--- Request ---
Render every entry verbatim.

--- Task material ---

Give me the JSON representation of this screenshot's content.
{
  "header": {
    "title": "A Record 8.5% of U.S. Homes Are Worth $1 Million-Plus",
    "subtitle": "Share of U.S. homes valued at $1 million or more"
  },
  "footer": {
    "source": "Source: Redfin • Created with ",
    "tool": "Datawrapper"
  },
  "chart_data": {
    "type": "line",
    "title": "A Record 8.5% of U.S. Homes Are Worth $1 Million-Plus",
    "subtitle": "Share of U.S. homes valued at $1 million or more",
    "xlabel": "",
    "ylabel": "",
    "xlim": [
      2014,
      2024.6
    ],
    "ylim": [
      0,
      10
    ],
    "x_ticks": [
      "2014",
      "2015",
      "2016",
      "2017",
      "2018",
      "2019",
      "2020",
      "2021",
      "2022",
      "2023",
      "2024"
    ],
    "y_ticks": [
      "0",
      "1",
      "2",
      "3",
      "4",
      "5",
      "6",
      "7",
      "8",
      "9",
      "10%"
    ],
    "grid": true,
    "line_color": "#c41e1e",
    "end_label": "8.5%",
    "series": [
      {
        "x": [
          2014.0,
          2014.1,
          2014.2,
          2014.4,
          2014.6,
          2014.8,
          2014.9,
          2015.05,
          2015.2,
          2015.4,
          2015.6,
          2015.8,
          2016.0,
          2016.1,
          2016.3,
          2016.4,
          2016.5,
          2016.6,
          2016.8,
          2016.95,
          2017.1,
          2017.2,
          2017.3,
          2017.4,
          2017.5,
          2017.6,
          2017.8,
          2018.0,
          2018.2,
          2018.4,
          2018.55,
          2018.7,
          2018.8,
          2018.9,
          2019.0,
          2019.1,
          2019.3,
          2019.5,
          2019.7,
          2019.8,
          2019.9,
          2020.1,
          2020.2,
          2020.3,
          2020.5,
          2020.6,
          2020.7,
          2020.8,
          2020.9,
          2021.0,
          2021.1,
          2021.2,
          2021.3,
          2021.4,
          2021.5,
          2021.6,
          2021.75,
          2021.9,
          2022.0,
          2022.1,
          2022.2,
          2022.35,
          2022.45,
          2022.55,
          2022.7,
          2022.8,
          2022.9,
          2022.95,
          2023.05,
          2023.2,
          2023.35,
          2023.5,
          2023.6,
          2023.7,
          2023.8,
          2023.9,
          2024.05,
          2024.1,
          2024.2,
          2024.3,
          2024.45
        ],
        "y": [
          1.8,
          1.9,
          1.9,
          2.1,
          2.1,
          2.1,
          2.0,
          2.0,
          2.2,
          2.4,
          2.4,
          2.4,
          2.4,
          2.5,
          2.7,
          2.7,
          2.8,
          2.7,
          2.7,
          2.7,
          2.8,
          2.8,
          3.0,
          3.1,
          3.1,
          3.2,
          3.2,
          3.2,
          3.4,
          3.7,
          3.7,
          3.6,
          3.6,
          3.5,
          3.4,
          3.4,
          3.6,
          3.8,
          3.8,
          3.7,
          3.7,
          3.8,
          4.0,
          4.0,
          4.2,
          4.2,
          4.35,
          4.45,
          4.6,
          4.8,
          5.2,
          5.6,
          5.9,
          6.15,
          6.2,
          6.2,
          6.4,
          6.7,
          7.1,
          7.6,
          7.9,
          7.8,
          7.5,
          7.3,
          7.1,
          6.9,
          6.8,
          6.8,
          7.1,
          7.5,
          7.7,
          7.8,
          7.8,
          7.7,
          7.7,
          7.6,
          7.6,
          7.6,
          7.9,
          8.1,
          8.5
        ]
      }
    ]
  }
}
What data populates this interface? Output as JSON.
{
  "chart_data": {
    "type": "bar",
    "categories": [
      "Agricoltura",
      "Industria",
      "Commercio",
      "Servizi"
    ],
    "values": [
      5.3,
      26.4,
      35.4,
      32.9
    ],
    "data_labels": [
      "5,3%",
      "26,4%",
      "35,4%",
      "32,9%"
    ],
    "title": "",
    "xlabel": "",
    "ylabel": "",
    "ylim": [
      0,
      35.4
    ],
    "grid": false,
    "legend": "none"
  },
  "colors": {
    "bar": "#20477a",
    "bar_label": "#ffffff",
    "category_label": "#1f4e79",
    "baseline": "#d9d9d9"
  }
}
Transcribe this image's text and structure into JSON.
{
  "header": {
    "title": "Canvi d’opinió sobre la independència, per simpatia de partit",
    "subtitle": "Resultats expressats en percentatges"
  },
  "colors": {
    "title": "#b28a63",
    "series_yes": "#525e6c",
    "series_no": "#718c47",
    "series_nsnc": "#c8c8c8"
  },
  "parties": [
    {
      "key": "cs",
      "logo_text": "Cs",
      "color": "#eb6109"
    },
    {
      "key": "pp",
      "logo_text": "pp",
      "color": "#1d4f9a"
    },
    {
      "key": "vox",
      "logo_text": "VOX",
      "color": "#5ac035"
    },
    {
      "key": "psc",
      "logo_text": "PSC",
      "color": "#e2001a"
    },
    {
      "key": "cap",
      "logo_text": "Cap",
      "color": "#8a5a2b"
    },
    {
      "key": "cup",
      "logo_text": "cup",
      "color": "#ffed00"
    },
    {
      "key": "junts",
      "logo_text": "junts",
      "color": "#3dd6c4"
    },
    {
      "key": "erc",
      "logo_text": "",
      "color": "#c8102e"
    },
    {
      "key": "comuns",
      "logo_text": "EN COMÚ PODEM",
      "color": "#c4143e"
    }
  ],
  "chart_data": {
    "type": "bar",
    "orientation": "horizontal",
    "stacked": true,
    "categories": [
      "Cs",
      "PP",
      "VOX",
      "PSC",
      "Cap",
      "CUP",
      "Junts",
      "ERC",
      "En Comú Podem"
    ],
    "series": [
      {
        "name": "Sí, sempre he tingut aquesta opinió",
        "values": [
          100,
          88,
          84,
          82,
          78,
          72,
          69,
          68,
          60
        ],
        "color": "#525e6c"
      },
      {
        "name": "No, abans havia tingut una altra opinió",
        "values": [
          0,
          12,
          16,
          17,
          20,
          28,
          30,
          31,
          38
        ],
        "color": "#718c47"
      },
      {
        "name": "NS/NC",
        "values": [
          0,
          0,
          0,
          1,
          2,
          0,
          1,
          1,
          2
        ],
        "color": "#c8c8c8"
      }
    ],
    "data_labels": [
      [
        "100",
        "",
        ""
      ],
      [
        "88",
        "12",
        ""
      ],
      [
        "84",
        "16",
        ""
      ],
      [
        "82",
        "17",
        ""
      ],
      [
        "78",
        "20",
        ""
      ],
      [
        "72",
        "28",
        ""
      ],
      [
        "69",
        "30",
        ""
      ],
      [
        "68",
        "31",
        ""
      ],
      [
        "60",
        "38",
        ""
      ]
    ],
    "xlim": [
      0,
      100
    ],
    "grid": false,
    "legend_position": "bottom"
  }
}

--- Answer ---
Give me the JSON representation of this screenshot's content.
{
  "header": {
    "title": "A Record 8.5% of U.S. Homes Are Worth $1 Million-Plus",
    "subtitle": "Share of U.S. homes valued at $1 million or more"
  },
  "footer": {
    "source": "Source: Redfin • Created with ",
    "tool": "Datawrapper"
  },
  "chart_data": {
    "type": "line",
    "title": "A Record 8.5% of U.S. Homes Are Worth $1 Million-Plus",
    "subtitle": "Share of U.S. homes valued at $1 million or more",
    "xlabel": "",
    "ylabel": "",
    "xlim": [
      2014,
      2024.6
    ],
    "ylim": [
      0,
      10
    ],
    "x_ticks": [
      "2014",
      "2015",
      "2016",
      "2017",
      "2018",
      "2019",
      "2020",
      "2021",
      "2022",
      "2023",
      "2024"
    ],
    "y_ticks": [
      "0",
      "1",
      "2",
      "3",
      "4",
      "5",
      "6",
      "7",
      "8",
      "9",
      "10%"
    ],
    "grid": true,
    "line_color": "#c41e1e",
    "end_label": "8.5%",
    "series": [
      {
        "x": [
          2014.0,
          2014.1,
          2014.2,
          2014.4,
          2014.6,
          2014.8,
          2014.9,
          2015.05,
          2015.2,
          2015.4,
          2015.6,
          2015.8,
          2016.0,
          2016.1,
          2016.3,
          2016.4,
          2016.5,
          2016.6,
          2016.8,
          2016.95,
          2017.1,
          2017.2,
          2017.3,
          2017.4,
          2017.5,
          2017.6,
          2017.8,
          2018.0,
          2018.2,
          2018.4,
          2018.55,
          2018.7,
          2018.8,
          2018.9,
          2019.0,
          2019.1,
          2019.3,
          2019.5,
          2019.7,
          2019.8,
          2019.9,
          2020.1,
          2020.2,
          2020.3,
          2020.5,
          2020.6,
          2020.7,
          2020.8,
          2020.9,
          2021.0,
          2021.1,
          2021.2,
          2021.3,
          2021.4,
          2021.5,
          2021.6,
          2021.75,
          2021.9,
          2022.0,
          2022.1,
          2022.2,
          2022.35,
          2022.45,
          2022.55,
          2022.7,
          2022.8,
          2022.9,
          2022.95,
          2023.05,
          2023.2,
          2023.35,
          2023.5,
          2023.6,
          2023.7,
          2023.8,
          2023.9,
          2024.05,
          2024.1,
          2024.2,
          2024.3,
          2024.45
        ],
        "y": [
          1.8,
          1.9,
          1.9,
          2.1,
          2.1,
          2.1,
          2.0,
          2.0,
          2.2,
          2.4,
          2.4,
          2.4,
          2.4,
          2.5,
          2.7,
          2.7,
          2.8,
          2.7,
          2.7,
          2.7,
          2.8,
          2.8,
          3.0,
          3.1,
          3.1,
          3.2,
          3.2,
          3.2,
          3.4,
          3.7,
          3.7,
          3.6,
          3.6,
          3.5,
          3.4,
          3.4,
          3.6,
          3.8,
          3.8,
          3.7,
          3.7,
          3.8,
          4.0,
          4.0,
          4.2,
          4.2,
          4.35,
          4.45,
          4.6,
          4.8,
          5.2,
          5.6,
          5.9,
          6.15,
          6.2,
          6.2,
          6.4,
          6.7,
          7.1,
          7.6,
          7.9,
          7.8,
          7.5,
          7.3,
          7.1,
          6.9,
          6.8,
          6.8,
          7.1,
          7.5,
          7.7,
          7.8,
          7.8,
          7.7,
          7.7,
          7.6,
          7.6,
          7.6,
          7.9,
          8.1,
          8.5
        ]
      }
    ]
  }
}
What data populates this interface? Output as JSON.
{
  "chart_data": {
    "type": "bar",
    "categories": [
      "Agricoltura",
      "Industria",
      "Commercio",
      "Servizi"
    ],
    "values": [
      5.3,
      26.4,
      35.4,
      32.9
    ],
    "data_labels": [
      "5,3%",
      "26,4%",
      "35,4%",
      "32,9%"
    ],
    "title": "",
    "xlabel": "",
    "ylabel": "",
    "ylim": [
      0,
      35.4
    ],
    "grid": false,
    "legend": "none"
  },
  "colors": {
    "bar": "#20477a",
    "bar_label": "#ffffff",
    "category_label": "#1f4e79",
    "baseline": "#d9d9d9"
  }
}
Transcribe this image's text and structure into JSON.
{
  "header": {
    "title": "Canvi d’opinió sobre la independència, per simpatia de partit",
    "subtitle": "Resultats expressats en percentatges"
  },
  "colors": {
    "title": "#b28a63",
    "series_yes": "#525e6c",
    "series_no": "#718c47",
    "series_nsnc": "#c8c8c8"
  },
  "parties": [
    {
      "key": "cs",
      "logo_text": "Cs",
      "color": "#eb6109"
    },
    {
      "key": "pp",
      "logo_text": "pp",
      "color": "#1d4f9a"
    },
    {
      "key": "vox",
      "logo_text": "VOX",
      "color": "#5ac035"
    },
    {
      "key": "psc",
      "logo_text": "PSC",
      "color": "#e2001a"
    },
    {
      "key": "cap",
      "logo_text": "Cap",
      "color": "#8a5a2b"
    },
    {
      "key": "cup",
      "logo_text": "cup",
      "color": "#ffed00"
    },
    {
      "key": "junts",
      "logo_text": "junts",
      "color": "#3dd6c4"
    },
    {
      "key": "erc",
      "logo_text": "",
      "color": "#c8102e"
    },
    {
      "key": "comuns",
      "logo_text": "EN COMÚ PODEM",
      "color": "#c4143e"
    }
  ],
  "chart_data": {
    "type": "bar",
    "orientation": "horizontal",
    "stacked": true,
    "categories": [
      "Cs",
      "PP",
      "VOX",
      "PSC",
      "Cap",
      "CUP",
      "Junts",
      "ERC",
      "En Comú Podem"
    ],
    "series": [
      {
        "name": "Sí, sempre he tingut aquesta opinió",
        "values": [
          100,
          88,
          84,
          82,
          78,
          72,
          69,
          68,
          60
        ],
        "color": "#525e6c"
      },
      {
        "name": "No, abans havia tingut una altra opinió",
        "values": [
          0,
          12,
          16,
          17,
          20,
          28,
          30,
          31,
          38
        ],
        "color": "#718c47"
      },
      {
        "name": "NS/NC",
        "values": [
          0,
          0,
          0,
          1,
          2,
          0,
          1,
          1,
          2
        ],
        "color": "#c8c8c8"
      }
    ],
    "data_labels": [
      [
        "100",
        "",
        ""
      ],
      [
        "88",
        "12",
        ""
      ],
      [
        "84",
        "16",
        ""
      ],
      [
        "82",
        "17",
        ""
      ],
      [
        "78",
        "20",
        ""
      ],
      [
        "72",
        "28",
        ""
      ],
      [
        "69",
        "30",
        ""
      ],
      [
        "68",
        "31",
        ""
      ],
      [
        "60",
        "38",
        ""
      ]
    ],
    "xlim": [
      0,
      100
    ],
    "grid": false,
    "legend_position": "bottom"
  }
}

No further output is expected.